* _Written instruction_: Pull out each line of the records holding the string "steel".

-- Start Given records --

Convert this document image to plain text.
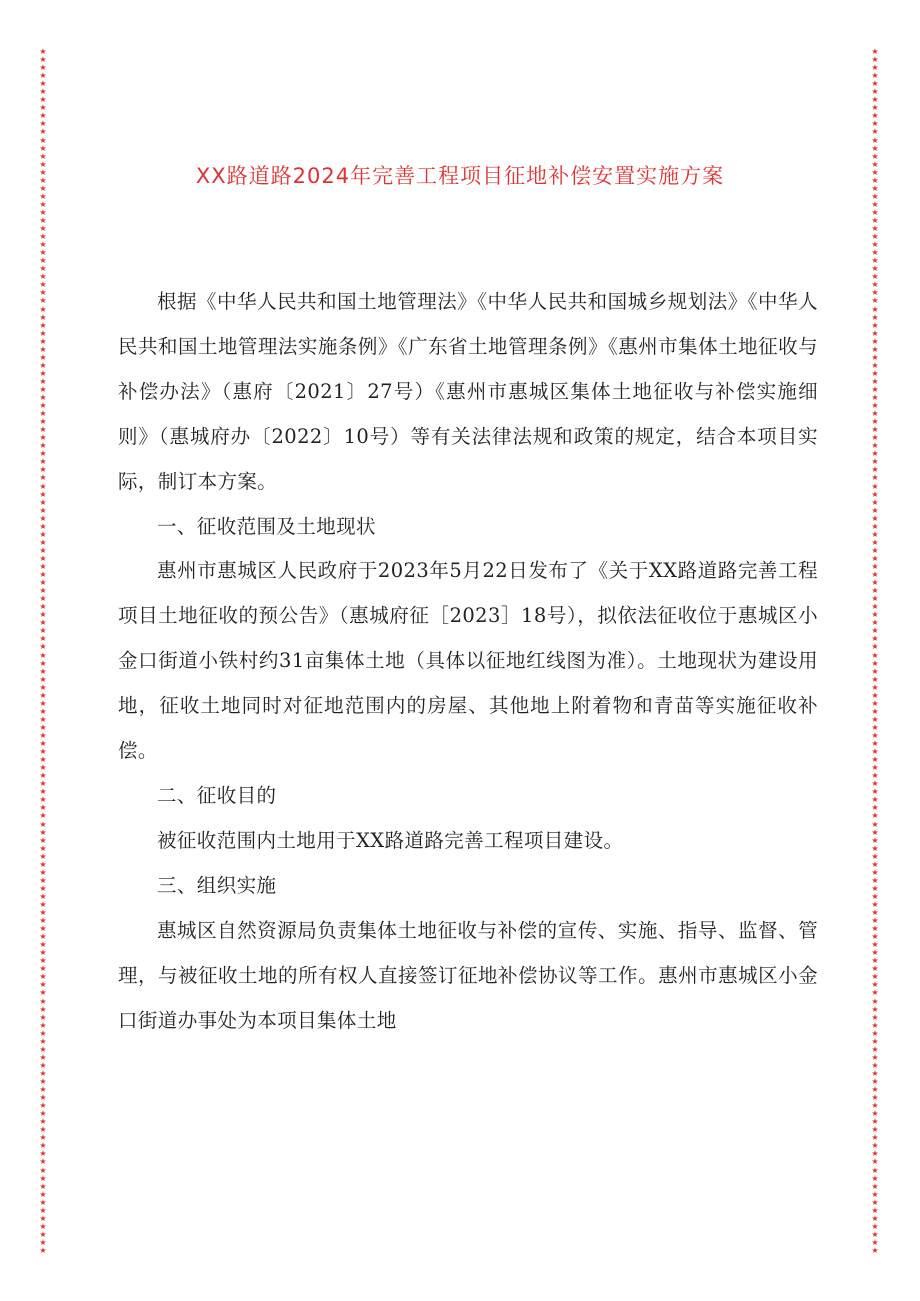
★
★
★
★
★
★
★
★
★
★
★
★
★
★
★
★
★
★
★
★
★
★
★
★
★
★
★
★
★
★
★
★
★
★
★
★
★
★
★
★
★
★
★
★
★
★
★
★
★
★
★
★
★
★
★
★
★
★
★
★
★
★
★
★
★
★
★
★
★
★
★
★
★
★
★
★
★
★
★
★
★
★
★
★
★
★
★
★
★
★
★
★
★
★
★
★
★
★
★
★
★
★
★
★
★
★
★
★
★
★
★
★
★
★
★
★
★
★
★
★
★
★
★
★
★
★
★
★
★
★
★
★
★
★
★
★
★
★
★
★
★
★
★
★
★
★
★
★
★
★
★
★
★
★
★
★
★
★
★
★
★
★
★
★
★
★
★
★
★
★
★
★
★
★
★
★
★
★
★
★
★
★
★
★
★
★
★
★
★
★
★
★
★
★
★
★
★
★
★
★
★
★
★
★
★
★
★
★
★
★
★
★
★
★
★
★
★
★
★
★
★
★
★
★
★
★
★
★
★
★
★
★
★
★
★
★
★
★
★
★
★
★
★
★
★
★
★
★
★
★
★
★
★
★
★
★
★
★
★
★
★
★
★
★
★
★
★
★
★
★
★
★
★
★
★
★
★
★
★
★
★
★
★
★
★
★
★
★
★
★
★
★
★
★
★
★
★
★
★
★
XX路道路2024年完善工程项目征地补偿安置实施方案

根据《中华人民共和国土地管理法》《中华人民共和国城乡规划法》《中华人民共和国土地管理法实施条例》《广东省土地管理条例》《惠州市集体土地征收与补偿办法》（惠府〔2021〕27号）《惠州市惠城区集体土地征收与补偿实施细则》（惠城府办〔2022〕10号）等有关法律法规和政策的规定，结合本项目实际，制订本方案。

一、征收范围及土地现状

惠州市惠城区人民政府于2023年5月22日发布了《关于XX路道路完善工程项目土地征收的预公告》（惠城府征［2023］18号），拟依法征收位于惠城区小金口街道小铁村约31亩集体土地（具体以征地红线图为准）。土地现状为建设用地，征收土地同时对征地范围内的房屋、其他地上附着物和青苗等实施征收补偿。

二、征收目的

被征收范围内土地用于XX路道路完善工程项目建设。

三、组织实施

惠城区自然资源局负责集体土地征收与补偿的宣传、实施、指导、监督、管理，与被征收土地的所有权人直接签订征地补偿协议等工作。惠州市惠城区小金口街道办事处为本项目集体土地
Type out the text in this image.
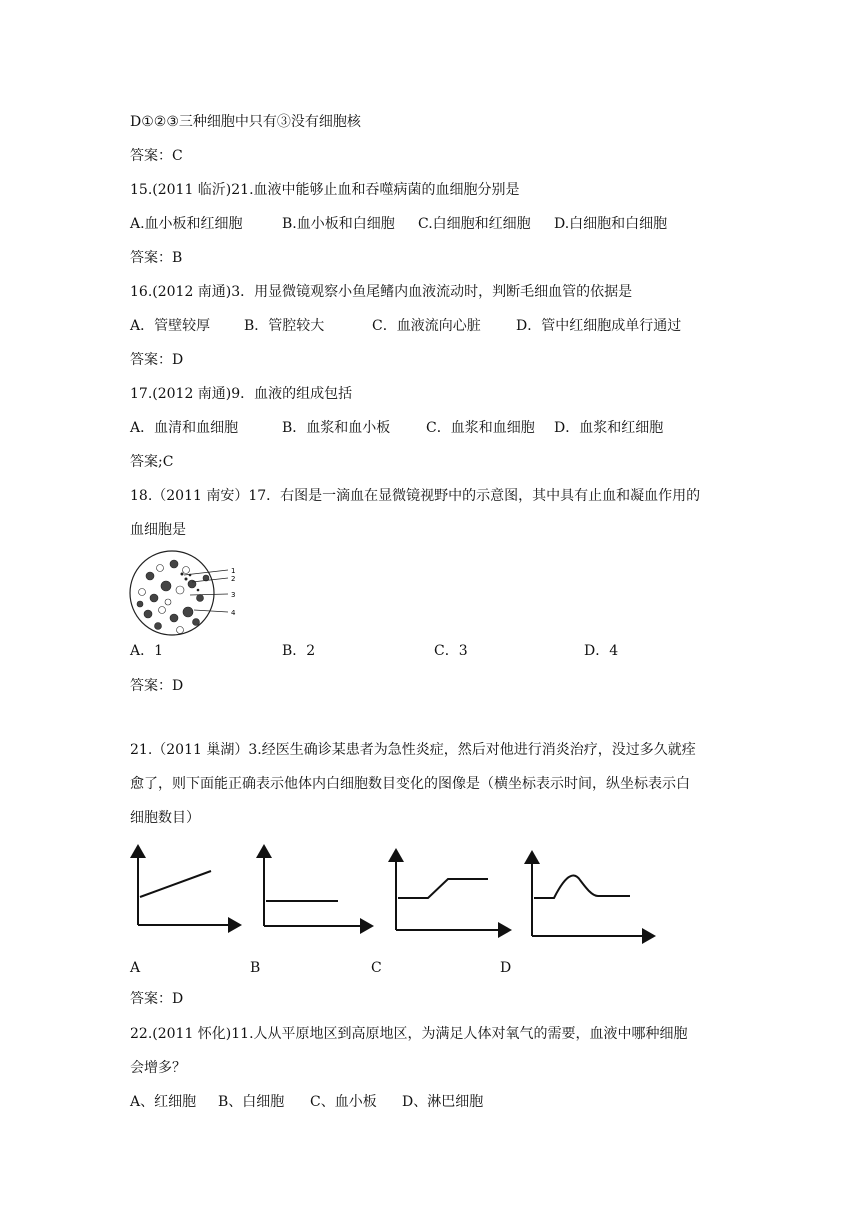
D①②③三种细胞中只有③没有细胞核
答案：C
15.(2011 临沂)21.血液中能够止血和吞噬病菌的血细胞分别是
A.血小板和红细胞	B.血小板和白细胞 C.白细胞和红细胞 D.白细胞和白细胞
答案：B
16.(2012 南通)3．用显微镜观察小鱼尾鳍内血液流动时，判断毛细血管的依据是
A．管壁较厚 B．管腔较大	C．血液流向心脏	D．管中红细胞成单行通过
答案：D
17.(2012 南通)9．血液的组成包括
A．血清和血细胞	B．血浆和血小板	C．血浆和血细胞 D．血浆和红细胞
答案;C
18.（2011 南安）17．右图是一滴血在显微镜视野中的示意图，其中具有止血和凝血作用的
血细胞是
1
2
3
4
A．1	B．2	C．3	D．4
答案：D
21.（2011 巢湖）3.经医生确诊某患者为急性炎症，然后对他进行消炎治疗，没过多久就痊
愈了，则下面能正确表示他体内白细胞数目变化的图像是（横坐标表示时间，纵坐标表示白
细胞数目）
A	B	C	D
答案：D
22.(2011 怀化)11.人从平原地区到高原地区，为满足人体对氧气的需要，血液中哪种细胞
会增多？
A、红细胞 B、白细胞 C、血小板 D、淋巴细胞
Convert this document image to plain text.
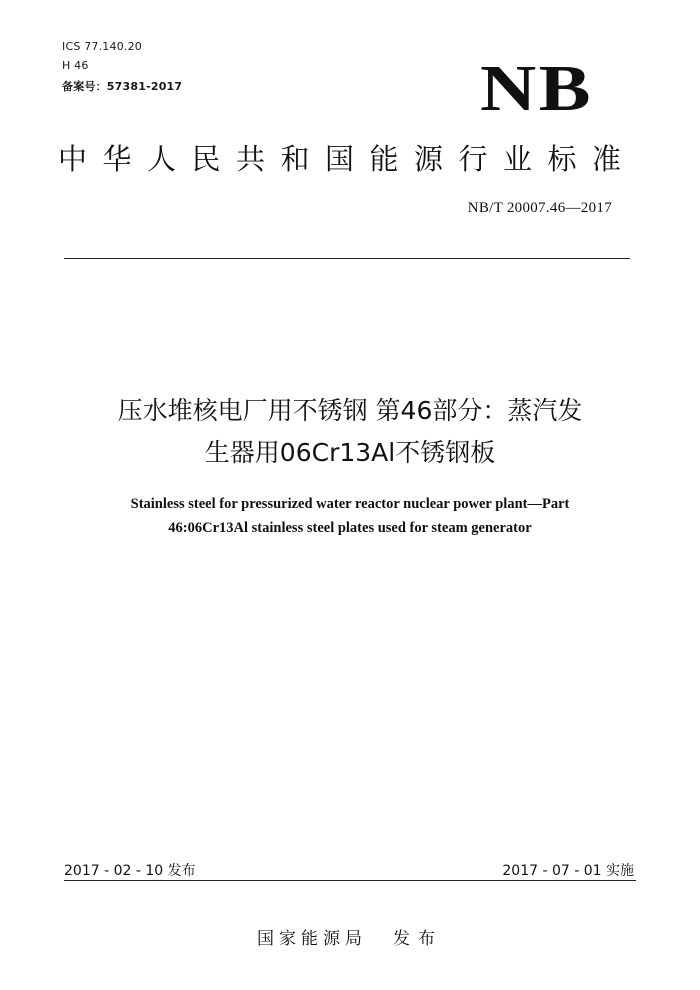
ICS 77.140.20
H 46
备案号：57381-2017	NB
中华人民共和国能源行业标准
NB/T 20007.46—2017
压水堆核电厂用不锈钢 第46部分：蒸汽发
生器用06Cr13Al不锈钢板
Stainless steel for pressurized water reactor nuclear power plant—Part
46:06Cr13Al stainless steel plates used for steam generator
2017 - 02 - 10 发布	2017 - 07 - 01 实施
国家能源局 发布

-- End Given records --

* _Output below_:
Stainless steel for pressurized water reactor nuclear power plant—Part
46:06Cr13Al stainless steel plates used for steam generator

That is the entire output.